## DO THIS
Transcribe the records below exactly as they appear.

## EXTRACTED RECORDS
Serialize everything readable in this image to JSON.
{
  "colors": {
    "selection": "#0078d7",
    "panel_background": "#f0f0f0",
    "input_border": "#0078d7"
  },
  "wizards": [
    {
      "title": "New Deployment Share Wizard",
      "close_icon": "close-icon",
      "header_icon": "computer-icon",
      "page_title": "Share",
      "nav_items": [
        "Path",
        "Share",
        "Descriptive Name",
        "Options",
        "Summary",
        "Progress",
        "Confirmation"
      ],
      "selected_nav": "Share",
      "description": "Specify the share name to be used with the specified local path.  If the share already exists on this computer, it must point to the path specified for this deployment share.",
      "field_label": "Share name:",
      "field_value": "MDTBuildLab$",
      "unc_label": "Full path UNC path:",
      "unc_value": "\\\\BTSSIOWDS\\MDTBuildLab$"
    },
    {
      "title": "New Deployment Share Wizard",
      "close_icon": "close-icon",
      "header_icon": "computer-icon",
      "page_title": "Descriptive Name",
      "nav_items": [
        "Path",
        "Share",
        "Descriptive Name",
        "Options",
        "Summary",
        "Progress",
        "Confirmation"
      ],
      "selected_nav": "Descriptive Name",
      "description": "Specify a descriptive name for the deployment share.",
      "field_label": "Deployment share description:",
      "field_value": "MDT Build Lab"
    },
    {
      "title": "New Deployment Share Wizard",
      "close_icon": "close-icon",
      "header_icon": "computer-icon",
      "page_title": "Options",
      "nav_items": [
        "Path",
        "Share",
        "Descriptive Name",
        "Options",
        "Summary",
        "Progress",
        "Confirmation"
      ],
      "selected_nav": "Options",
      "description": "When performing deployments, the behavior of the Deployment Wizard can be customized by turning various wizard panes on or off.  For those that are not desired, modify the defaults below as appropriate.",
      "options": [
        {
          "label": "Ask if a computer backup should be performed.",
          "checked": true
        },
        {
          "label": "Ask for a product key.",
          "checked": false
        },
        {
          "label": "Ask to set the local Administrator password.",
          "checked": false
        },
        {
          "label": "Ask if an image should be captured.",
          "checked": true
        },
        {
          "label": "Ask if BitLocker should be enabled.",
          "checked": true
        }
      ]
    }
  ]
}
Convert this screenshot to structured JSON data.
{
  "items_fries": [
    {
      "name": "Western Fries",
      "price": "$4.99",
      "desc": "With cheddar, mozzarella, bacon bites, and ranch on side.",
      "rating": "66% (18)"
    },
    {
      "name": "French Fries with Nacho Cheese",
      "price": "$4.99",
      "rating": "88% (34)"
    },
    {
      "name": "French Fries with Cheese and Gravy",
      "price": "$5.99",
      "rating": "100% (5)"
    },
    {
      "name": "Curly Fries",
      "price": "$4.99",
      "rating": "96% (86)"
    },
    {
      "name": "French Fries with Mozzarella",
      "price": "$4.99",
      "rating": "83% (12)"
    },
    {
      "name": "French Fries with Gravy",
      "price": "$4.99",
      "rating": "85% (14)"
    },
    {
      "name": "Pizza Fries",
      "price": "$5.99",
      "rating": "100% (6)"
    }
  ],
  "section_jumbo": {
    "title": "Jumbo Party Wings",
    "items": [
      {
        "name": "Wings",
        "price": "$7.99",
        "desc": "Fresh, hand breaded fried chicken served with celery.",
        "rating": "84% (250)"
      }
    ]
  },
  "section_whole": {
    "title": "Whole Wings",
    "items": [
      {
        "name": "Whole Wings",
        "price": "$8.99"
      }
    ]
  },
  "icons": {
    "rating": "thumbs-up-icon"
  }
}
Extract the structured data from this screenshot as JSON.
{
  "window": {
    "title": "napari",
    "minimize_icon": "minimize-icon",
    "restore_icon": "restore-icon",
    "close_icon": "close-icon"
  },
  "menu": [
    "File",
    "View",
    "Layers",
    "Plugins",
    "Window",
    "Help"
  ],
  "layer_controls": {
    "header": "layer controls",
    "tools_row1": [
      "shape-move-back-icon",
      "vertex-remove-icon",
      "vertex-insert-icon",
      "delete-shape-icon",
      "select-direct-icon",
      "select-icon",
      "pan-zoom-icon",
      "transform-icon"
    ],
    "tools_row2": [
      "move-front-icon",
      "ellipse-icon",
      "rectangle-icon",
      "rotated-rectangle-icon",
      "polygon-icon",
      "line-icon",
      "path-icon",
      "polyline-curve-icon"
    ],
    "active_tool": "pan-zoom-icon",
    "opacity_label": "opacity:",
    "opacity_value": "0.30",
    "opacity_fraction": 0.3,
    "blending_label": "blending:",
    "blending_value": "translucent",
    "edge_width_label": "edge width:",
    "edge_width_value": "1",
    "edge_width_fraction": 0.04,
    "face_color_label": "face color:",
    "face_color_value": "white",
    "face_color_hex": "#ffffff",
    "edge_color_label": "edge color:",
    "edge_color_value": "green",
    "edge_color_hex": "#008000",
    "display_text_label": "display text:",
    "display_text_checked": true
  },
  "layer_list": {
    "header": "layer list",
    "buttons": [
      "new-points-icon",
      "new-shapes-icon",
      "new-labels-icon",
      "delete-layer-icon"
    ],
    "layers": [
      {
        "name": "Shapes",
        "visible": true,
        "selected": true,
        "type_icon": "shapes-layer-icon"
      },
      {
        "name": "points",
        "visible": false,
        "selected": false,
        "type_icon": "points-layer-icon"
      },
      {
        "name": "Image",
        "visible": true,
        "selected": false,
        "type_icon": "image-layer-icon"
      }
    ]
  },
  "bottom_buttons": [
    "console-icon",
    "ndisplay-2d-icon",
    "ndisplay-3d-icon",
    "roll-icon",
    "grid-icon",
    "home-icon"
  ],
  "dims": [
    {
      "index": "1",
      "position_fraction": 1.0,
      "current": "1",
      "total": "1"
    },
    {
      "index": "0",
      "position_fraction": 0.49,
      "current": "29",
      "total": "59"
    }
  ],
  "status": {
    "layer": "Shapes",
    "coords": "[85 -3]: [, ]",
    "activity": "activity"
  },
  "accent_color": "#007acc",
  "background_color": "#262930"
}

## RESPONSE BELOW
Serialize everything readable in this image to JSON.
{
  "colors": {
    "selection": "#0078d7",
    "panel_background": "#f0f0f0",
    "input_border": "#0078d7"
  },
  "wizards": [
    {
      "title": "New Deployment Share Wizard",
      "close_icon": "close-icon",
      "header_icon": "computer-icon",
      "page_title": "Share",
      "nav_items": [
        "Path",
        "Share",
        "Descriptive Name",
        "Options",
        "Summary",
        "Progress",
        "Confirmation"
      ],
      "selected_nav": "Share",
      "description": "Specify the share name to be used with the specified local path.  If the share already exists on this computer, it must point to the path specified for this deployment share.",
      "field_label": "Share name:",
      "field_value": "MDTBuildLab$",
      "unc_label": "Full path UNC path:",
      "unc_value": "\\\\BTSSIOWDS\\MDTBuildLab$"
    },
    {
      "title": "New Deployment Share Wizard",
      "close_icon": "close-icon",
      "header_icon": "computer-icon",
      "page_title": "Descriptive Name",
      "nav_items": [
        "Path",
        "Share",
        "Descriptive Name",
        "Options",
        "Summary",
        "Progress",
        "Confirmation"
      ],
      "selected_nav": "Descriptive Name",
      "description": "Specify a descriptive name for the deployment share.",
      "field_label": "Deployment share description:",
      "field_value": "MDT Build Lab"
    },
    {
      "title": "New Deployment Share Wizard",
      "close_icon": "close-icon",
      "header_icon": "computer-icon",
      "page_title": "Options",
      "nav_items": [
        "Path",
        "Share",
        "Descriptive Name",
        "Options",
        "Summary",
        "Progress",
        "Confirmation"
      ],
      "selected_nav": "Options",
      "description": "When performing deployments, the behavior of the Deployment Wizard can be customized by turning various wizard panes on or off.  For those that are not desired, modify the defaults below as appropriate.",
      "options": [
        {
          "label": "Ask if a computer backup should be performed.",
          "checked": true
        },
        {
          "label": "Ask for a product key.",
          "checked": false
        },
        {
          "label": "Ask to set the local Administrator password.",
          "checked": false
        },
        {
          "label": "Ask if an image should be captured.",
          "checked": true
        },
        {
          "label": "Ask if BitLocker should be enabled.",
          "checked": true
        }
      ]
    }
  ]
}
Convert this screenshot to structured JSON data.
{
  "items_fries": [
    {
      "name": "Western Fries",
      "price": "$4.99",
      "desc": "With cheddar, mozzarella, bacon bites, and ranch on side.",
      "rating": "66% (18)"
    },
    {
      "name": "French Fries with Nacho Cheese",
      "price": "$4.99",
      "rating": "88% (34)"
    },
    {
      "name": "French Fries with Cheese and Gravy",
      "price": "$5.99",
      "rating": "100% (5)"
    },
    {
      "name": "Curly Fries",
      "price": "$4.99",
      "rating": "96% (86)"
    },
    {
      "name": "French Fries with Mozzarella",
      "price": "$4.99",
      "rating": "83% (12)"
    },
    {
      "name": "French Fries with Gravy",
      "price": "$4.99",
      "rating": "85% (14)"
    },
    {
      "name": "Pizza Fries",
      "price": "$5.99",
      "rating": "100% (6)"
    }
  ],
  "section_jumbo": {
    "title": "Jumbo Party Wings",
    "items": [
      {
        "name": "Wings",
        "price": "$7.99",
        "desc": "Fresh, hand breaded fried chicken served with celery.",
        "rating": "84% (250)"
      }
    ]
  },
  "section_whole": {
    "title": "Whole Wings",
    "items": [
      {
        "name": "Whole Wings",
        "price": "$8.99"
      }
    ]
  },
  "icons": {
    "rating": "thumbs-up-icon"
  }
}
Extract the structured data from this screenshot as JSON.
{
  "window": {
    "title": "napari",
    "minimize_icon": "minimize-icon",
    "restore_icon": "restore-icon",
    "close_icon": "close-icon"
  },
  "menu": [
    "File",
    "View",
    "Layers",
    "Plugins",
    "Window",
    "Help"
  ],
  "layer_controls": {
    "header": "layer controls",
    "tools_row1": [
      "shape-move-back-icon",
      "vertex-remove-icon",
      "vertex-insert-icon",
      "delete-shape-icon",
      "select-direct-icon",
      "select-icon",
      "pan-zoom-icon",
      "transform-icon"
    ],
    "tools_row2": [
      "move-front-icon",
      "ellipse-icon",
      "rectangle-icon",
      "rotated-rectangle-icon",
      "polygon-icon",
      "line-icon",
      "path-icon",
      "polyline-curve-icon"
    ],
    "active_tool": "pan-zoom-icon",
    "opacity_label": "opacity:",
    "opacity_value": "0.30",
    "opacity_fraction": 0.3,
    "blending_label": "blending:",
    "blending_value": "translucent",
    "edge_width_label": "edge width:",
    "edge_width_value": "1",
    "edge_width_fraction": 0.04,
    "face_color_label": "face color:",
    "face_color_value": "white",
    "face_color_hex": "#ffffff",
    "edge_color_label": "edge color:",
    "edge_color_value": "green",
    "edge_color_hex": "#008000",
    "display_text_label": "display text:",
    "display_text_checked": true
  },
  "layer_list": {
    "header": "layer list",
    "buttons": [
      "new-points-icon",
      "new-shapes-icon",
      "new-labels-icon",
      "delete-layer-icon"
    ],
    "layers": [
      {
        "name": "Shapes",
        "visible": true,
        "selected": true,
        "type_icon": "shapes-layer-icon"
      },
      {
        "name": "points",
        "visible": false,
        "selected": false,
        "type_icon": "points-layer-icon"
      },
      {
        "name": "Image",
        "visible": true,
        "selected": false,
        "type_icon": "image-layer-icon"
      }
    ]
  },
  "bottom_buttons": [
    "console-icon",
    "ndisplay-2d-icon",
    "ndisplay-3d-icon",
    "roll-icon",
    "grid-icon",
    "home-icon"
  ],
  "dims": [
    {
      "index": "1",
      "position_fraction": 1.0,
      "current": "1",
      "total": "1"
    },
    {
      "index": "0",
      "position_fraction": 0.49,
      "current": "29",
      "total": "59"
    }
  ],
  "status": {
    "layer": "Shapes",
    "coords": "[85 -3]: [, ]",
    "activity": "activity"
  },
  "accent_color": "#007acc",
  "background_color": "#262930"
}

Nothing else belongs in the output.